TASK REQUIREMENTS:
What follows is a set of records; restate each one word for word and drop the pictures.

ENTRIES PROVIDED:
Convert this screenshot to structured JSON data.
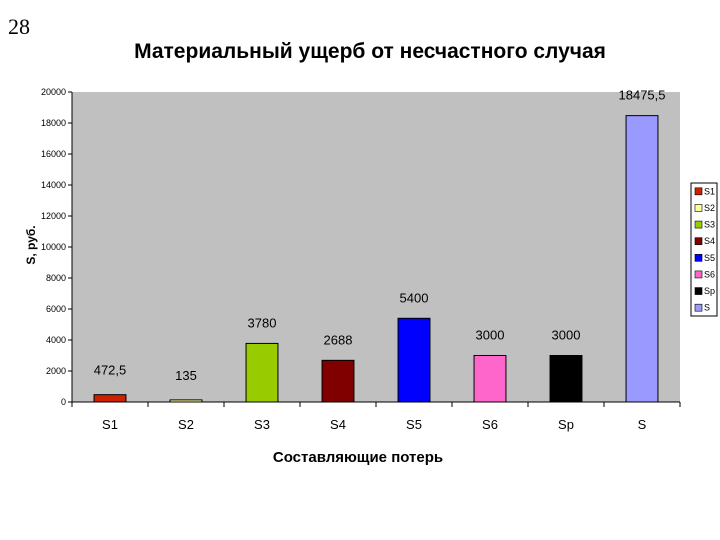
{
  "slide_number": "28",
  "chart_data": {
    "type": "bar",
    "title": "Материальный ущерб от несчастного случая",
    "xlabel": "Составляющие потерь",
    "ylabel": "S, руб.",
    "ylim": [
      0,
      20000
    ],
    "yticks": [
      0,
      2000,
      4000,
      6000,
      8000,
      10000,
      12000,
      14000,
      16000,
      18000,
      20000
    ],
    "categories": [
      "S1",
      "S2",
      "S3",
      "S4",
      "S5",
      "S6",
      "Sp",
      "S"
    ],
    "values": [
      472.5,
      135,
      3780,
      2688,
      5400,
      3000,
      3000,
      18475.5
    ],
    "data_labels": [
      "472,5",
      "135",
      "3780",
      "2688",
      "5400",
      "3000",
      "3000",
      "18475,5"
    ],
    "colors": [
      "#cc2200",
      "#ffff99",
      "#99cc00",
      "#800000",
      "#0000ff",
      "#ff66cc",
      "#000000",
      "#9999ff"
    ],
    "legend": [
      "S1",
      "S2",
      "S3",
      "S4",
      "S5",
      "S6",
      "Sp",
      "S"
    ],
    "legend_position": "right",
    "grid": false,
    "plot_background": "#c0c0c0"
  }
}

COMPLETE OUTPUT:
Convert this screenshot to structured JSON data.
{
  "slide_number": "28",
  "chart_data": {
    "type": "bar",
    "title": "Материальный ущерб от несчастного случая",
    "xlabel": "Составляющие потерь",
    "ylabel": "S, руб.",
    "ylim": [
      0,
      20000
    ],
    "yticks": [
      0,
      2000,
      4000,
      6000,
      8000,
      10000,
      12000,
      14000,
      16000,
      18000,
      20000
    ],
    "categories": [
      "S1",
      "S2",
      "S3",
      "S4",
      "S5",
      "S6",
      "Sp",
      "S"
    ],
    "values": [
      472.5,
      135,
      3780,
      2688,
      5400,
      3000,
      3000,
      18475.5
    ],
    "data_labels": [
      "472,5",
      "135",
      "3780",
      "2688",
      "5400",
      "3000",
      "3000",
      "18475,5"
    ],
    "colors": [
      "#cc2200",
      "#ffff99",
      "#99cc00",
      "#800000",
      "#0000ff",
      "#ff66cc",
      "#000000",
      "#9999ff"
    ],
    "legend": [
      "S1",
      "S2",
      "S3",
      "S4",
      "S5",
      "S6",
      "Sp",
      "S"
    ],
    "legend_position": "right",
    "grid": false,
    "plot_background": "#c0c0c0"
  }
}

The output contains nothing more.